Required task: Identify and pull out each line of the entries in which "therefore" occurs.

(Collected data entries)
------------------------------------

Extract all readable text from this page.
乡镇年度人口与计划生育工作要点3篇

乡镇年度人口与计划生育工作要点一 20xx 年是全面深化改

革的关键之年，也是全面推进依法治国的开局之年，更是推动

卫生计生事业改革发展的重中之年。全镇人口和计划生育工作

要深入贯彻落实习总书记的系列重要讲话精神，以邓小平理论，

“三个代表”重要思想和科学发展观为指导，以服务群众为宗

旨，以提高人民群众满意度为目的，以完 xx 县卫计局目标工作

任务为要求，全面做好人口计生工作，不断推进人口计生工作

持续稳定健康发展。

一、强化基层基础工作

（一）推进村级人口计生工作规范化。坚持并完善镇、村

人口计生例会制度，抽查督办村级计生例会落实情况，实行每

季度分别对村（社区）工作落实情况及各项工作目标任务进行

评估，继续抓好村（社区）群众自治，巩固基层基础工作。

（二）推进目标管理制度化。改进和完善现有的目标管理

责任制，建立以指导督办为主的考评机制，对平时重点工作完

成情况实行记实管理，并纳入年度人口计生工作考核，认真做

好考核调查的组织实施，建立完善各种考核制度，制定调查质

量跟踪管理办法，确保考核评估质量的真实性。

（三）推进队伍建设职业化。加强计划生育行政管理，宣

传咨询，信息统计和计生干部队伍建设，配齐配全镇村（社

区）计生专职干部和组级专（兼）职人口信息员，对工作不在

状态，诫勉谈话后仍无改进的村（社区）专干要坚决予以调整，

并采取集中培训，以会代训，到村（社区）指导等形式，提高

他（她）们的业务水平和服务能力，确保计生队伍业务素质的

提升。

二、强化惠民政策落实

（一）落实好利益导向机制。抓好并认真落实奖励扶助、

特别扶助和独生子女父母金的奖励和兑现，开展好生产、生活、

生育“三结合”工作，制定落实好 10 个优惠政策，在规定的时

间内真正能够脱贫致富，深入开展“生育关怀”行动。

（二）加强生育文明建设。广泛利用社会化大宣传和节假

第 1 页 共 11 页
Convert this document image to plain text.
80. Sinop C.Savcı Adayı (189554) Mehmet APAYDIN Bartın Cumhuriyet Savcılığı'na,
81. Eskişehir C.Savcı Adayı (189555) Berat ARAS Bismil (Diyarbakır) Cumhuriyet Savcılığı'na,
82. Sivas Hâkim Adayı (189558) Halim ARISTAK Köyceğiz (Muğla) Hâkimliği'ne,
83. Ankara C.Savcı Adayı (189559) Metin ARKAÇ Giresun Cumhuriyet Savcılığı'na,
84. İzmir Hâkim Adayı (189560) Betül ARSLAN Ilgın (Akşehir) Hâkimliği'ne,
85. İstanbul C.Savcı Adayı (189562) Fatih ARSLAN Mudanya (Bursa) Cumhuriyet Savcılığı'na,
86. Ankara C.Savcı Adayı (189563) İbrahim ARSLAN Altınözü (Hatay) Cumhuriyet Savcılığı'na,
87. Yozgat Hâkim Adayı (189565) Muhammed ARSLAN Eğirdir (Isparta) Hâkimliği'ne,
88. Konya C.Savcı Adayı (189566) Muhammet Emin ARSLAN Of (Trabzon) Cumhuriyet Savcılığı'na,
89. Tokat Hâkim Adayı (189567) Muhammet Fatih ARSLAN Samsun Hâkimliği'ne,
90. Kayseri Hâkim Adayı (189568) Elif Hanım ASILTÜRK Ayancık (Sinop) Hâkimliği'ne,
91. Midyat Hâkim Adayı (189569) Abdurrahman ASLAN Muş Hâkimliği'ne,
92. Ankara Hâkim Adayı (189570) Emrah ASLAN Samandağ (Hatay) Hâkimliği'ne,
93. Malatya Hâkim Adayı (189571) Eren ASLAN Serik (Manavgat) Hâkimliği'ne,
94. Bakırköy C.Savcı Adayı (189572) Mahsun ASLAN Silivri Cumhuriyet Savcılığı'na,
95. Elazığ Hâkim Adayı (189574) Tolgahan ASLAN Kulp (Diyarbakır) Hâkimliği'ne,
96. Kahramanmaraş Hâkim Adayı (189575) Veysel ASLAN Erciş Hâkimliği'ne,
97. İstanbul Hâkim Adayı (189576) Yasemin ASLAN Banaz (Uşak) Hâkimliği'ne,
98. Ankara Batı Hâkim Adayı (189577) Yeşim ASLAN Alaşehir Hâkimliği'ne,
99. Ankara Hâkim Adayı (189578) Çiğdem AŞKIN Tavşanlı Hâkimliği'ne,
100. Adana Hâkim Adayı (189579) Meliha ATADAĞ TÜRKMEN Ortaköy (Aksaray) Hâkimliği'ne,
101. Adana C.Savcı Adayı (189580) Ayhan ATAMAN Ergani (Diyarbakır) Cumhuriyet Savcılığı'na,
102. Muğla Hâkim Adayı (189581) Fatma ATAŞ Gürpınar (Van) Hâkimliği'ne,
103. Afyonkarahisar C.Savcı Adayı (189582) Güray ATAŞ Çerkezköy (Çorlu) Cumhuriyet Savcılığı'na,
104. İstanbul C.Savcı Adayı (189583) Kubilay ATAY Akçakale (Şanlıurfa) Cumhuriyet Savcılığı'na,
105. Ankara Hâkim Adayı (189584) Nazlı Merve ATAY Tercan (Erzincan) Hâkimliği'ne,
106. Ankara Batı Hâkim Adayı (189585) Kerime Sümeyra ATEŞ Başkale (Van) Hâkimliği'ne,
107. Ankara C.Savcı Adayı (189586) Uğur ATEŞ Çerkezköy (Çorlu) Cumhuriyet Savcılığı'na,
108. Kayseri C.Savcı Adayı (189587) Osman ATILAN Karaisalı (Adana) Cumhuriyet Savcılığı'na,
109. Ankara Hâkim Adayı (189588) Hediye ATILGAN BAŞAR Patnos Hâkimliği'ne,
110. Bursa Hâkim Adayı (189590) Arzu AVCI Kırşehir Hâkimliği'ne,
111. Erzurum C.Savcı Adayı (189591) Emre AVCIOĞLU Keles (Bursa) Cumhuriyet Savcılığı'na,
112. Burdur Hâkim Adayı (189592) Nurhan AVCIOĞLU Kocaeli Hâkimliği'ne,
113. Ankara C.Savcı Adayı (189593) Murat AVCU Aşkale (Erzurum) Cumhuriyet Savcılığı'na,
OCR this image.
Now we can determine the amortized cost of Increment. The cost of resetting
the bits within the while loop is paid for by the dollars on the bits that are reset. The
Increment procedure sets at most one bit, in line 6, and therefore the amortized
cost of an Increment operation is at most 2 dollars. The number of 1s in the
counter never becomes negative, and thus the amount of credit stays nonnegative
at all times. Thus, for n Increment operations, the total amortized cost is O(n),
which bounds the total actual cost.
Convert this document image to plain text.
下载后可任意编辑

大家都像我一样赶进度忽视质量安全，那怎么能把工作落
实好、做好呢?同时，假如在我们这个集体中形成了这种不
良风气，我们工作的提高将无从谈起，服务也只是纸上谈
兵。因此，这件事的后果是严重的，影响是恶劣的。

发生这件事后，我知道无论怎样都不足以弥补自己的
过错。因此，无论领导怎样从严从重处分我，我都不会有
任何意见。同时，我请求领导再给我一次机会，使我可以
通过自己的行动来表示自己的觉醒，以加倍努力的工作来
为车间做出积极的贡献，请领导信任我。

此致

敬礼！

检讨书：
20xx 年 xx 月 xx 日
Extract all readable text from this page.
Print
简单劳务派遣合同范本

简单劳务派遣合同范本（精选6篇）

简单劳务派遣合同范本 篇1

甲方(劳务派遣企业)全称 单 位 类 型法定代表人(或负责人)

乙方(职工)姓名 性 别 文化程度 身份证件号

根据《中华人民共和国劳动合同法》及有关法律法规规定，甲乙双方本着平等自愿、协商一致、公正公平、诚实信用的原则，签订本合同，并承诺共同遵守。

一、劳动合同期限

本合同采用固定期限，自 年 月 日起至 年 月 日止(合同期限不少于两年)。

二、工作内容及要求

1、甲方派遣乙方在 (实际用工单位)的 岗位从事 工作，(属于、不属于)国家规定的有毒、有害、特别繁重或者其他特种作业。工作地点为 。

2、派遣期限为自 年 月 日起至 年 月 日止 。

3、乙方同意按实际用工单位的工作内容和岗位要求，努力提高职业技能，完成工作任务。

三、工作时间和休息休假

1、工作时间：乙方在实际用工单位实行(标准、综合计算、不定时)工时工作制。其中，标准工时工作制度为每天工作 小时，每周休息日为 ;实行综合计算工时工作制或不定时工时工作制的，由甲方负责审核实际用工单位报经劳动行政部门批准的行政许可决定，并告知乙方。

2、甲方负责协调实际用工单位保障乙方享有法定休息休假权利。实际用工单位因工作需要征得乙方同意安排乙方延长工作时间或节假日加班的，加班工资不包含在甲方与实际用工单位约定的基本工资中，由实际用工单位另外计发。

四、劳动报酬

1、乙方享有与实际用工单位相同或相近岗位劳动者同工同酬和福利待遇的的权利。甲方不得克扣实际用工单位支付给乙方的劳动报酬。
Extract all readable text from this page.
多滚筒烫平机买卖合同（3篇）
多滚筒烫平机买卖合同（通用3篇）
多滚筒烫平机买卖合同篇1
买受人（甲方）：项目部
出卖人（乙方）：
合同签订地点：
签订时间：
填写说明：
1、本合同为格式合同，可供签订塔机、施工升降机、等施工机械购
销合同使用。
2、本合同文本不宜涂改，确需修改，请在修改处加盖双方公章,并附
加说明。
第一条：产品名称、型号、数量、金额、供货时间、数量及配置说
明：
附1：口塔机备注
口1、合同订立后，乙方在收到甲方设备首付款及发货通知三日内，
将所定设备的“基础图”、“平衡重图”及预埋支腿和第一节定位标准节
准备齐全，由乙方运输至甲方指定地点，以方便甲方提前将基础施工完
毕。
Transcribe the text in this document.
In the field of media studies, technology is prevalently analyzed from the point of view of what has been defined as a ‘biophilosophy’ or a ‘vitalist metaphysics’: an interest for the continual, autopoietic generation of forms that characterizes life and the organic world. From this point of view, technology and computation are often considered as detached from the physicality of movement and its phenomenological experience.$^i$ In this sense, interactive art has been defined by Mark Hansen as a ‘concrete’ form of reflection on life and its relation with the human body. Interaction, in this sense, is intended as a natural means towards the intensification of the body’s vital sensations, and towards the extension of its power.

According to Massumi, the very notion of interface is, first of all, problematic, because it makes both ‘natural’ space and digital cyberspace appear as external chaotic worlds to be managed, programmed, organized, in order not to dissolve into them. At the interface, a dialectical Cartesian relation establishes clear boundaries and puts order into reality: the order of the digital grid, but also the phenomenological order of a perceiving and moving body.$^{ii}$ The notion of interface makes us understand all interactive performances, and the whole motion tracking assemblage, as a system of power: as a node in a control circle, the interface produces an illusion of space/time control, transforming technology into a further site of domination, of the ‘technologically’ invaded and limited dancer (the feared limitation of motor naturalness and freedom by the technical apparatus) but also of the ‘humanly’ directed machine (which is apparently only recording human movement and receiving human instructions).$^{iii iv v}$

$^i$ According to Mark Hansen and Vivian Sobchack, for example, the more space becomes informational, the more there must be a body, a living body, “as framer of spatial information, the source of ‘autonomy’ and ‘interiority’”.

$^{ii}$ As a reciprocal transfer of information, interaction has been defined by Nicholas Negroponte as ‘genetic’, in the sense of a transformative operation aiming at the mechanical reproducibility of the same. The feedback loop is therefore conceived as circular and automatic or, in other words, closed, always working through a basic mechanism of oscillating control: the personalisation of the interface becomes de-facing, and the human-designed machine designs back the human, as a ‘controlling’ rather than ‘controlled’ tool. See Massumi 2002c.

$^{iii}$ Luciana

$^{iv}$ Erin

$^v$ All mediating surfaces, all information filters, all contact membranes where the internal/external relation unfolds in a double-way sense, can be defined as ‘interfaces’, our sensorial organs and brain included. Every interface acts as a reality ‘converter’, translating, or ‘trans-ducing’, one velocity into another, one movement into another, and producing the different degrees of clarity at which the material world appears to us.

------------------------------------

Solution to this problem:
Increment procedure sets at most one bit, in line 6, and therefore the amortized
$^{ii}$ As a reciprocal transfer of information, interaction has been defined by Nicholas Negroponte as ‘genetic’, in the sense of a transformative operation aiming at the mechanical reproducibility of the same. The feedback loop is therefore conceived as circular and automatic or, in other words, closed, always working through a basic mechanism of oscillating control: the personalisation of the interface becomes de-facing, and the human-designed machine designs back the human, as a ‘controlling’ rather than ‘controlled’ tool. See Massumi 2002c.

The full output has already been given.